INPUT FOR THIS TASK
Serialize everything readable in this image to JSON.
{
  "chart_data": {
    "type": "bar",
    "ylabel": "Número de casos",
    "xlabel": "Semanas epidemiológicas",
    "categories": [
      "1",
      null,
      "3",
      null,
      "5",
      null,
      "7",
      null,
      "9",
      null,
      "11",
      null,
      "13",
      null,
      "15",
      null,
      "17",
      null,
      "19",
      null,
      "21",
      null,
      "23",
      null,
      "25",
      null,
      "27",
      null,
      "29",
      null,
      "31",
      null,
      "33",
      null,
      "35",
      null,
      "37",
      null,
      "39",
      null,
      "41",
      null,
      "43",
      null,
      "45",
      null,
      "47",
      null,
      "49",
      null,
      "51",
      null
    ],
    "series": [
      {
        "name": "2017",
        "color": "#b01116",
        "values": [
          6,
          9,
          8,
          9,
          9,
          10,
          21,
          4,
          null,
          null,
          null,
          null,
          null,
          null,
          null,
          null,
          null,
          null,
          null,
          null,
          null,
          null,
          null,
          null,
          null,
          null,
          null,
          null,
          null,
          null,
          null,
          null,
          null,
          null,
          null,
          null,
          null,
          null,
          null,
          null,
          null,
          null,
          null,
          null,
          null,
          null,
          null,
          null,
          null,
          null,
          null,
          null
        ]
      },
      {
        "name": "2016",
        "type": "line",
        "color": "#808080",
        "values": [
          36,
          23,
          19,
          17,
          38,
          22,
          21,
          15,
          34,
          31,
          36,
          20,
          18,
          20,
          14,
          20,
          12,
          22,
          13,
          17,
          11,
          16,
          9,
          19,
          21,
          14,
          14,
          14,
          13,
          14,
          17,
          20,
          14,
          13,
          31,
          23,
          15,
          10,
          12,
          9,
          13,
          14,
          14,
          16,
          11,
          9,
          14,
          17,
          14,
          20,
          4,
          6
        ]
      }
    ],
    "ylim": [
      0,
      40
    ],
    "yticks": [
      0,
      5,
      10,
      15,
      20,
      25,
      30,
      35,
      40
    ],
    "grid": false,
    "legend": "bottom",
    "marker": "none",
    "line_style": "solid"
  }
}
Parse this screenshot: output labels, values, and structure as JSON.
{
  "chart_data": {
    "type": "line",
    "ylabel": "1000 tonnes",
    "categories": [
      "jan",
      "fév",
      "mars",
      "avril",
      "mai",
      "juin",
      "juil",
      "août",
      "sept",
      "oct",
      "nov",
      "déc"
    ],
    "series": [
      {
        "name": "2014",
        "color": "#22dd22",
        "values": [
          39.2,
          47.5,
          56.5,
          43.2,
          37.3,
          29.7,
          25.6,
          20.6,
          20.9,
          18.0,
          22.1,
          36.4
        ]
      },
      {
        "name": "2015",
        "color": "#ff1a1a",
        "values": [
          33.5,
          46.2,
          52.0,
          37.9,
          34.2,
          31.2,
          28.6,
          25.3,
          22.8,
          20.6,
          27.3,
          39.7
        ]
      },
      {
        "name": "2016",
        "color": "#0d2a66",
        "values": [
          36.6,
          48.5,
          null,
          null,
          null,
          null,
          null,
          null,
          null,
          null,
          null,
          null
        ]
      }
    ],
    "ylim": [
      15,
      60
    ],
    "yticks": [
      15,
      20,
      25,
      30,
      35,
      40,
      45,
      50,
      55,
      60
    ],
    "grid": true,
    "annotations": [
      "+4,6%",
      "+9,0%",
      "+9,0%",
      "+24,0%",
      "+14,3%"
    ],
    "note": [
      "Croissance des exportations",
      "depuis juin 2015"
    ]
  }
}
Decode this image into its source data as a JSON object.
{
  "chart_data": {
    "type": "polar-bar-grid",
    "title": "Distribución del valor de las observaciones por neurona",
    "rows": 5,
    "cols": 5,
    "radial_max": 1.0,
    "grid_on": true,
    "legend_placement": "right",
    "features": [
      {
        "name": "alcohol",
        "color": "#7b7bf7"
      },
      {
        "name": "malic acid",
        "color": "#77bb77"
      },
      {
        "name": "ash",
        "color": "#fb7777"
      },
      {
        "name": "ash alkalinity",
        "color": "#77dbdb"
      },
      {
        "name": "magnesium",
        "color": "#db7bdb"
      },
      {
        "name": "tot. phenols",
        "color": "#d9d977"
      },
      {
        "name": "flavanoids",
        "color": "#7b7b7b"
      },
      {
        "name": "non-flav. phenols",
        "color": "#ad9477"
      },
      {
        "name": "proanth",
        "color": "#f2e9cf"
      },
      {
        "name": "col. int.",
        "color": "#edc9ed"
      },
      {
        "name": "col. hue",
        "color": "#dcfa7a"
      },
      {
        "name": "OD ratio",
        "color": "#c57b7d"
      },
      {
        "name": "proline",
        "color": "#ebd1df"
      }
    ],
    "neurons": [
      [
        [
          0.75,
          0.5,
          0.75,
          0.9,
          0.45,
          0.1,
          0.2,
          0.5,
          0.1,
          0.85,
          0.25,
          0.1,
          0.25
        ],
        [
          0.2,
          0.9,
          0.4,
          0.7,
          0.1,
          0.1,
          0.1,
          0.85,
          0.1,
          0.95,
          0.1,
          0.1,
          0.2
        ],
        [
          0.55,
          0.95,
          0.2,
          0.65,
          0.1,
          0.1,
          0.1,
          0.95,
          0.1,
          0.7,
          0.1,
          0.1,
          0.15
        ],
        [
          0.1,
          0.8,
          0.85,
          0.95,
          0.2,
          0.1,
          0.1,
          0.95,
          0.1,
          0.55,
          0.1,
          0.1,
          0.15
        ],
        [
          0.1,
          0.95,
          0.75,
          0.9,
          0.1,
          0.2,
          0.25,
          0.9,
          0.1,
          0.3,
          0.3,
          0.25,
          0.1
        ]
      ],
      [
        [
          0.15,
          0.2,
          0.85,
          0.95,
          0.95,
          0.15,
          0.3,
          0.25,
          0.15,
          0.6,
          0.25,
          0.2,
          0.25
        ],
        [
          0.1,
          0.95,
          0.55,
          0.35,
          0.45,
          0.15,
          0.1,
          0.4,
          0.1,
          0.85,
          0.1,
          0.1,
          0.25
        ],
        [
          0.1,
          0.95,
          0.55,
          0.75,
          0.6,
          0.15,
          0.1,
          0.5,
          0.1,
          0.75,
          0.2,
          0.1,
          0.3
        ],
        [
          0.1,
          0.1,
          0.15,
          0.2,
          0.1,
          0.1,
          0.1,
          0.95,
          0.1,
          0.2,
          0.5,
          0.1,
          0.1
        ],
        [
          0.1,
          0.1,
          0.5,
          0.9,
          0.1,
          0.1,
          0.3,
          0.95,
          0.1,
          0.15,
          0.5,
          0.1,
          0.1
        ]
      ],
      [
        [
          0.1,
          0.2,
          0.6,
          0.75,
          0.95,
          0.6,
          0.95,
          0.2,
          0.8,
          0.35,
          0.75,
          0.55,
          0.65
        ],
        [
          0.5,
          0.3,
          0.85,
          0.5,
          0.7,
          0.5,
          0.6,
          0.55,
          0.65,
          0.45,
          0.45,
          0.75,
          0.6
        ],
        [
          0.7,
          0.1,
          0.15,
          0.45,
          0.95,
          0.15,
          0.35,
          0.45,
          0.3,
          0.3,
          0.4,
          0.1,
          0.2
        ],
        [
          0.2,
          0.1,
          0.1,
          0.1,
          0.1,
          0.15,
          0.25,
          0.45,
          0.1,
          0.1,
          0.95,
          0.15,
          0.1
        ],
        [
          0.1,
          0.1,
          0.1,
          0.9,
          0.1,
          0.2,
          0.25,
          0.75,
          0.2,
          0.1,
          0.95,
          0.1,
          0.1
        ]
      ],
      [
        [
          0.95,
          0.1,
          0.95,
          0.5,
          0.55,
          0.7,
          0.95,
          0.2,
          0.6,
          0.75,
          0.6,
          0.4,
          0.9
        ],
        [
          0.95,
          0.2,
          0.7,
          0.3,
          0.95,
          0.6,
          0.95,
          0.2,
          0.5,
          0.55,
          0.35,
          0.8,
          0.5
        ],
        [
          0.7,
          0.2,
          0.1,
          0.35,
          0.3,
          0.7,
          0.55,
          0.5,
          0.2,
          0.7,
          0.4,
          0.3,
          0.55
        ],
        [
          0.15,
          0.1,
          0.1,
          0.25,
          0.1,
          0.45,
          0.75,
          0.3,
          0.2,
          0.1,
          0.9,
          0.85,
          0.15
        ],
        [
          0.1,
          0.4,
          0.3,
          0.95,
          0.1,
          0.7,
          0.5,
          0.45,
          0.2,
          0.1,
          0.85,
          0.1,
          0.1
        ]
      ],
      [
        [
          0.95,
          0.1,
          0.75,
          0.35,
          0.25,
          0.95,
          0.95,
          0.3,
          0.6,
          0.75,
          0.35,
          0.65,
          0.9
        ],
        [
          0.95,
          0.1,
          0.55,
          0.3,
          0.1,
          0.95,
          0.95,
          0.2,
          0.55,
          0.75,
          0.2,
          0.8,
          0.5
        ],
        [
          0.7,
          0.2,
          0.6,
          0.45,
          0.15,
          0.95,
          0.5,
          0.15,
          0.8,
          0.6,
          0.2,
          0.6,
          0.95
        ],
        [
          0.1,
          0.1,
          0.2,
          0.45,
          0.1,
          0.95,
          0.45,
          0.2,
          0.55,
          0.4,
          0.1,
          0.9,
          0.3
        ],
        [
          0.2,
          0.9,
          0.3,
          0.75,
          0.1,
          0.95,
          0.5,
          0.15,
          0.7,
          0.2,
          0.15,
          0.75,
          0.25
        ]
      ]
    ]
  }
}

YOUR INSTRUCTIONS
In the listing, find each line with the string "type" and copy it.

FINISHED EXERCISE
    "type": "bar",
        "type": "line",
    "type": "line",
    "type": "polar-bar-grid",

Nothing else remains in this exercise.